* _Instructions to follow_: Revise the listing from the line containing "y-tick-label: 0 xyxy=(199,1247,223,1290)" through the line containing "y-axis-label: Loss xyxy=(0,697,38,778)", swapping every "xyxy" for "bbox" and keeping everything else the same.

* _Given records_:

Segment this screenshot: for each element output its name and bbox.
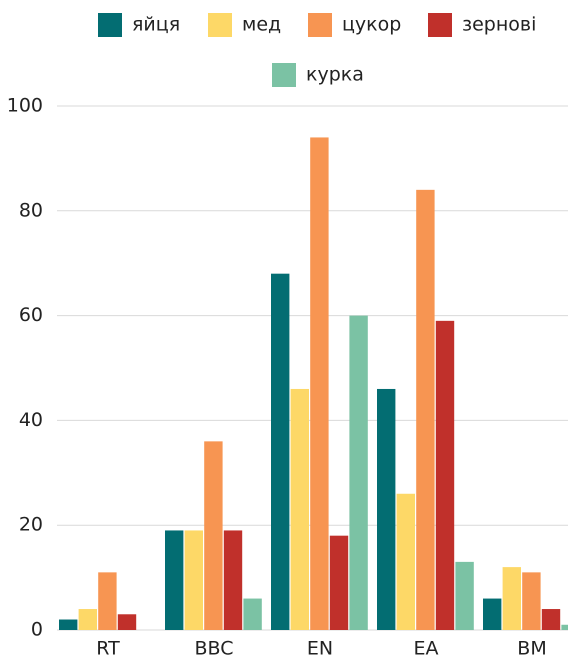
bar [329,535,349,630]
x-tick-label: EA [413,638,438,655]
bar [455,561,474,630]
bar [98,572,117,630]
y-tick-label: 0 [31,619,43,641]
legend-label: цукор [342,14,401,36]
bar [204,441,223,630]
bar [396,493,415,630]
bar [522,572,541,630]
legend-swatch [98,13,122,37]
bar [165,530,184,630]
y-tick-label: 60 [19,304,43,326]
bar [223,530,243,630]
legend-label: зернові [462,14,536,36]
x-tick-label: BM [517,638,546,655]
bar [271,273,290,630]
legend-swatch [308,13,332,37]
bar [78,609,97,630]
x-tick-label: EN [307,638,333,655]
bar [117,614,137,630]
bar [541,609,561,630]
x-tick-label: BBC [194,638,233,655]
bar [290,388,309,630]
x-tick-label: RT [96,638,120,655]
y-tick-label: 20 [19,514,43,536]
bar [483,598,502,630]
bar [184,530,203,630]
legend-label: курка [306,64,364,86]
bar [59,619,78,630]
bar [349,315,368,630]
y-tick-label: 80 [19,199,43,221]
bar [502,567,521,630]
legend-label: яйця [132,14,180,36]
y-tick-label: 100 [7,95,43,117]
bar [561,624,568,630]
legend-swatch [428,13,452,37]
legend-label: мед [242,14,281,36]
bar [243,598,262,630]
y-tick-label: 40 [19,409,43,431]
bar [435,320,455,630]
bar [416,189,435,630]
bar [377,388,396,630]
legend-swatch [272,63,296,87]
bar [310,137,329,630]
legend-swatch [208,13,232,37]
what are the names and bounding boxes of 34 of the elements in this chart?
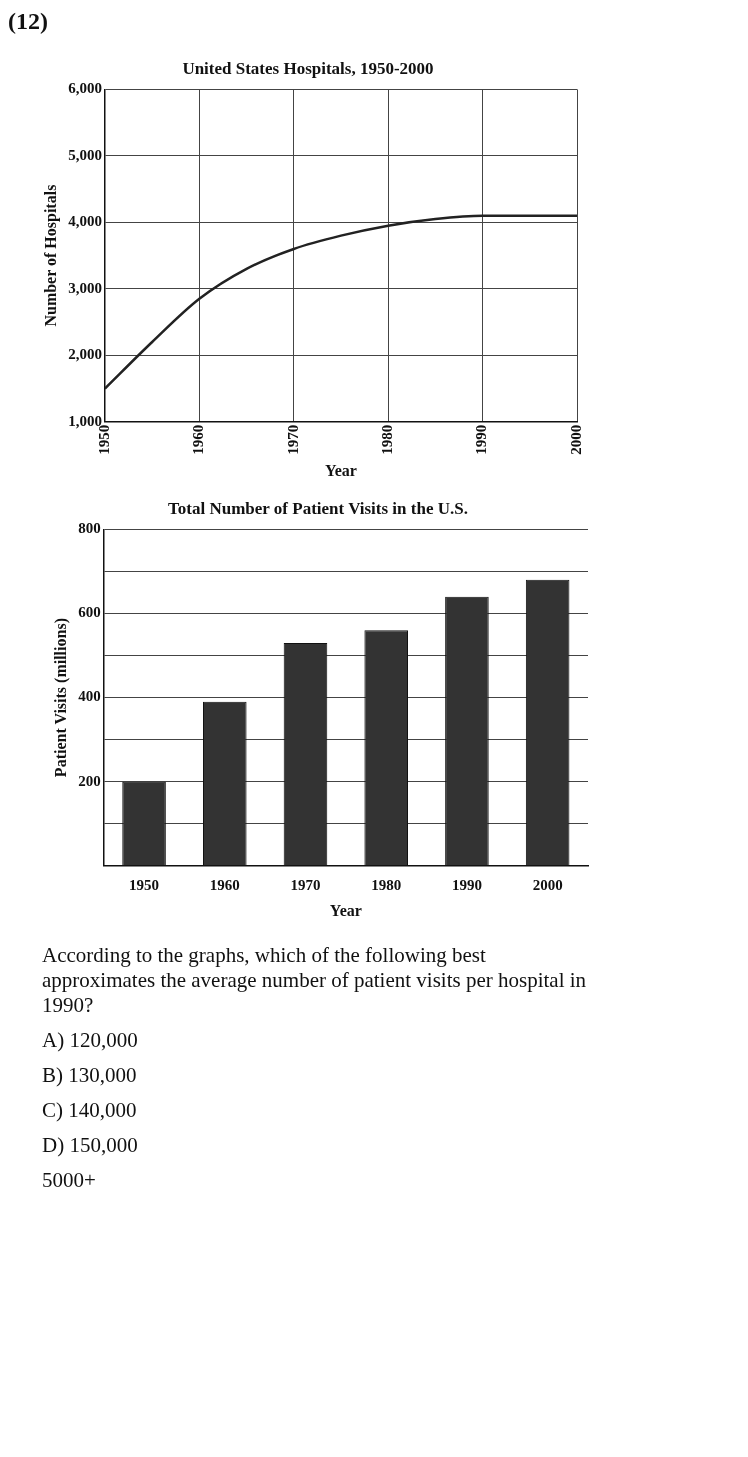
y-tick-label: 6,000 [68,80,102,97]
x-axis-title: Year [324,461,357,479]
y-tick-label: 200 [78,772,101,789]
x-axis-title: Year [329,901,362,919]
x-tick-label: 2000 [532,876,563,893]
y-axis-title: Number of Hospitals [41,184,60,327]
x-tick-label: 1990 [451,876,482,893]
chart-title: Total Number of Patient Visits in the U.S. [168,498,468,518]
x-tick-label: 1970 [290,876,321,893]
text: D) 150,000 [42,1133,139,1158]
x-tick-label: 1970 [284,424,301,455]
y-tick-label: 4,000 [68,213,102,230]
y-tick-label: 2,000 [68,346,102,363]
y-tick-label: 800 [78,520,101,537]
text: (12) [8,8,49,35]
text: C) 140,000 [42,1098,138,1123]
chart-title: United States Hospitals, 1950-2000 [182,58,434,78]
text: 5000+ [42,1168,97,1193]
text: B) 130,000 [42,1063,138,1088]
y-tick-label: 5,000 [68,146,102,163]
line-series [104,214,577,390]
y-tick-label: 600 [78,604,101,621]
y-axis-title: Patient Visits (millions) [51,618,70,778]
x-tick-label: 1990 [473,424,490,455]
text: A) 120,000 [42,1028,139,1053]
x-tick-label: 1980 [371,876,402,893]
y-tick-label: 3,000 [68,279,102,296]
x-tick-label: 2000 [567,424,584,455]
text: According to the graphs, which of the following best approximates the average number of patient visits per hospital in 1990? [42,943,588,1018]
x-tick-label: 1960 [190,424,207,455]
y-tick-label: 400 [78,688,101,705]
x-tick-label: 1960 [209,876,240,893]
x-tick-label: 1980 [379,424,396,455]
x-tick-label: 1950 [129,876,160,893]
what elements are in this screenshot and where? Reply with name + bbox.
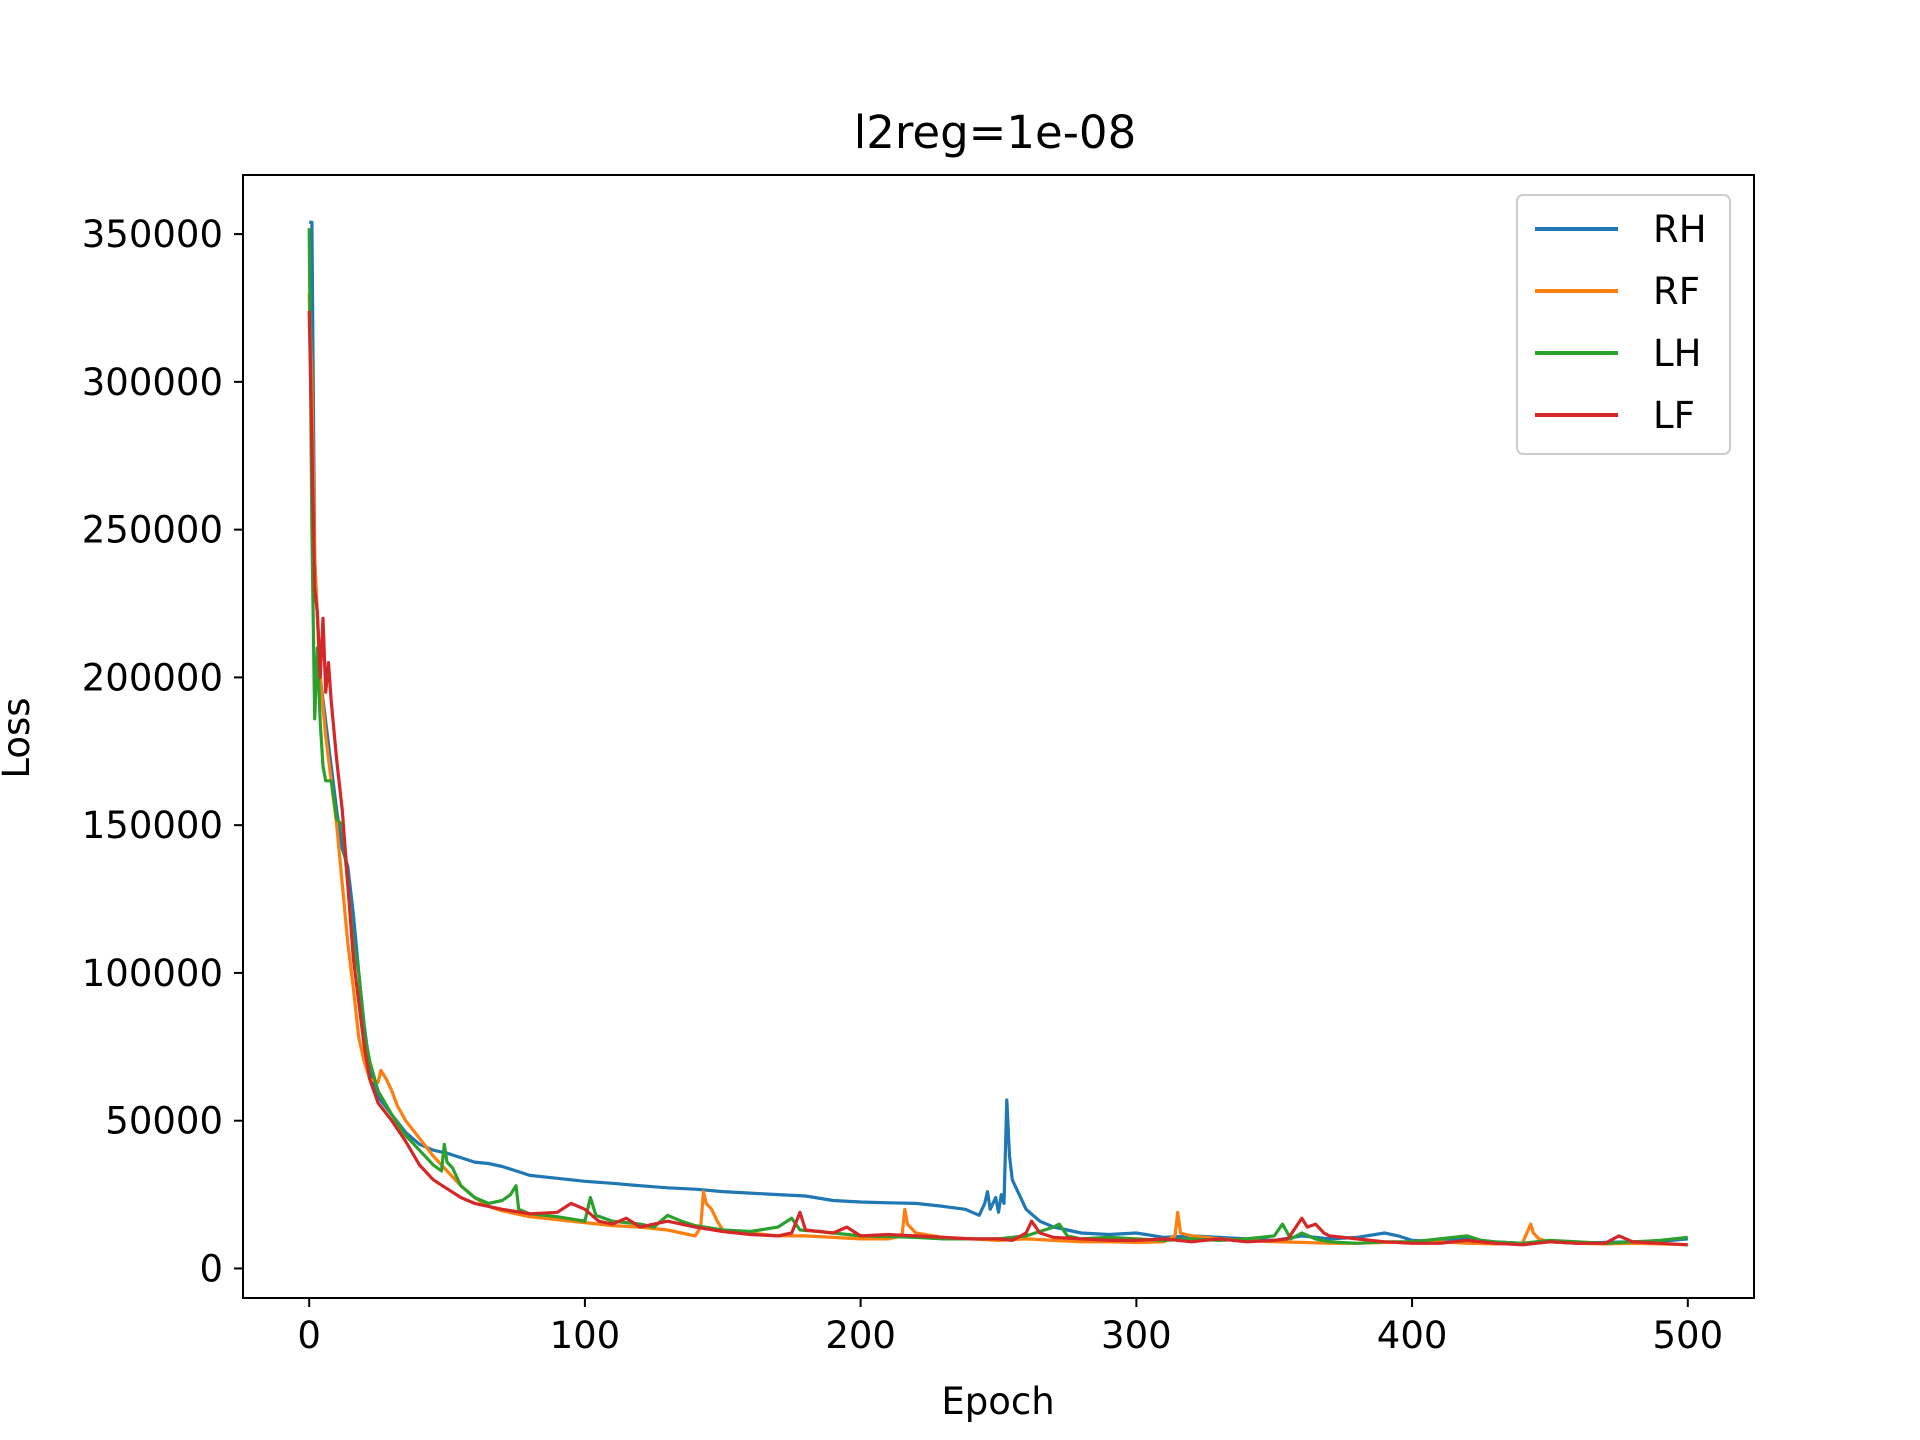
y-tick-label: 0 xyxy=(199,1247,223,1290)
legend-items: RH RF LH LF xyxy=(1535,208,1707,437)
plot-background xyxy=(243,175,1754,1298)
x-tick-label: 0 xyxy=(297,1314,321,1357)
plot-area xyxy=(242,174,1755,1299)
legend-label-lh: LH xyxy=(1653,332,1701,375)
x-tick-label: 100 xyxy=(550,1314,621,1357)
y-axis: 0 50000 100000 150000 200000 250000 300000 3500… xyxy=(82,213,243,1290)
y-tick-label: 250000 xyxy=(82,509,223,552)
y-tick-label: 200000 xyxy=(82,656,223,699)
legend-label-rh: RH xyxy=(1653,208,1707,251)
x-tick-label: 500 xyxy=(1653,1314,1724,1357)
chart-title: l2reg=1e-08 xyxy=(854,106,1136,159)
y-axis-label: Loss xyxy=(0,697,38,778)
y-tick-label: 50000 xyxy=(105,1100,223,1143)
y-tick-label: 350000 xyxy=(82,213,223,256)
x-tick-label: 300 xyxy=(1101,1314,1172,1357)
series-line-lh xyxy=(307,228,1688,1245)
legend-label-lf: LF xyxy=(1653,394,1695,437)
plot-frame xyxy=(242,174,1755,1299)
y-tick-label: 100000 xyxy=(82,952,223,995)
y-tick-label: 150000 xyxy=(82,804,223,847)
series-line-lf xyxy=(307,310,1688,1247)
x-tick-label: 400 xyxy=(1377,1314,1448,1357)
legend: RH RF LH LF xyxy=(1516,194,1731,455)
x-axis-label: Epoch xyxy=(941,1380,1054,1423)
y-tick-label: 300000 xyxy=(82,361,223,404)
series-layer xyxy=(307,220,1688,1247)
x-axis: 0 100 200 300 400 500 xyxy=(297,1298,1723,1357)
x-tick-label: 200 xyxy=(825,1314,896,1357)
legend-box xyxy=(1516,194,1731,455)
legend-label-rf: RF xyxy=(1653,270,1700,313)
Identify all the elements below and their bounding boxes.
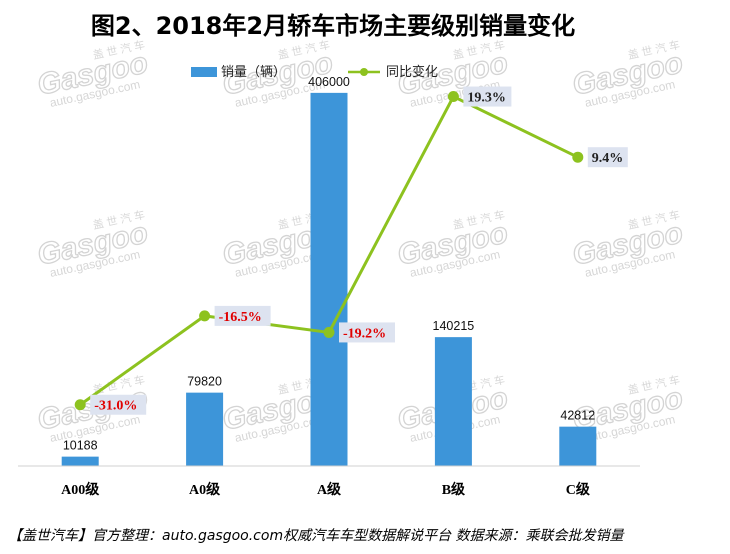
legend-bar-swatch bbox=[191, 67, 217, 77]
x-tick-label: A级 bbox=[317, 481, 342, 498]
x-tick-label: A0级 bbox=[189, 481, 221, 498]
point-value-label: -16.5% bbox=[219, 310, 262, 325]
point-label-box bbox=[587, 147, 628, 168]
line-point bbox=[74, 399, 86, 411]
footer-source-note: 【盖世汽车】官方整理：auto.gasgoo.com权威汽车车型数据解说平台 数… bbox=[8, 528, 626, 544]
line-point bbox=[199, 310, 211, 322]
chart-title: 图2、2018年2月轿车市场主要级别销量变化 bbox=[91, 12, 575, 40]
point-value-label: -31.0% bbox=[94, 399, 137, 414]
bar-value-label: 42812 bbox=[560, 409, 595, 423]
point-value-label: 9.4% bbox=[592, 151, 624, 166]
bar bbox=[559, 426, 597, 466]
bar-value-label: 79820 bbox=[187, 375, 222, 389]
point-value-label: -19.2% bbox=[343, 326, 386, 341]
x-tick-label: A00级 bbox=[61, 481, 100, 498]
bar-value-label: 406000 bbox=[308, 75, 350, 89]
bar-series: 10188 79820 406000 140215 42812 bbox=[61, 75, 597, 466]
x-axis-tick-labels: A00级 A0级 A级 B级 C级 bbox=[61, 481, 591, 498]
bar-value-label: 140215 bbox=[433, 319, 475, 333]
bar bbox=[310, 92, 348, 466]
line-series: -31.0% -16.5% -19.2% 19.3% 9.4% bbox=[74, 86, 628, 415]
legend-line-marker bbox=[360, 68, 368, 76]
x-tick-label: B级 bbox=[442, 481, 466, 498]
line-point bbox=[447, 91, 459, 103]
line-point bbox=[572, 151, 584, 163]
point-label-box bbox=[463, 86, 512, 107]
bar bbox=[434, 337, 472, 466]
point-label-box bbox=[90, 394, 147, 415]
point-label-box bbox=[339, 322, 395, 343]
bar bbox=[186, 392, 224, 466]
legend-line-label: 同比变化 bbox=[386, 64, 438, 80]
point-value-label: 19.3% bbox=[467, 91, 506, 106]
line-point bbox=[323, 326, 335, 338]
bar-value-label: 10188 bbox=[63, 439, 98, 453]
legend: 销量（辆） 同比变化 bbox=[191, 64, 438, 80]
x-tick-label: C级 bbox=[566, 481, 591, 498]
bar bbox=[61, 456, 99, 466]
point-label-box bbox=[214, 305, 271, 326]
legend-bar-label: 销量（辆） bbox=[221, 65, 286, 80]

* _Response to the task_:
y-tick-label: 0 bbox=(199,1247,223,1290)
legend-items: RH RF LH LF bbox=(1535,208,1707,437)
plot-background bbox=(243,175,1754,1298)
x-tick-label: 0 bbox=(297,1314,321,1357)
plot-area bbox=(242,174,1755,1299)
legend-label-lh: LH bbox=(1653,332,1701,375)
x-tick-label: 100 bbox=(550,1314,621,1357)
y-axis: 0 50000 100000 150000 200000 250000 300000 3500… bbox=(82,213,243,1290)
y-tick-label: 250000 bbox=(82,509,223,552)
y-tick-label: 200000 bbox=(82,656,223,699)
legend-label-rh: RH bbox=(1653,208,1707,251)
x-tick-label: 500 bbox=(1653,1314,1724,1357)
chart-title: l2reg=1e-08 bbox=(854,106,1136,159)
y-axis-label: Loss bbox=(0,697,38,778)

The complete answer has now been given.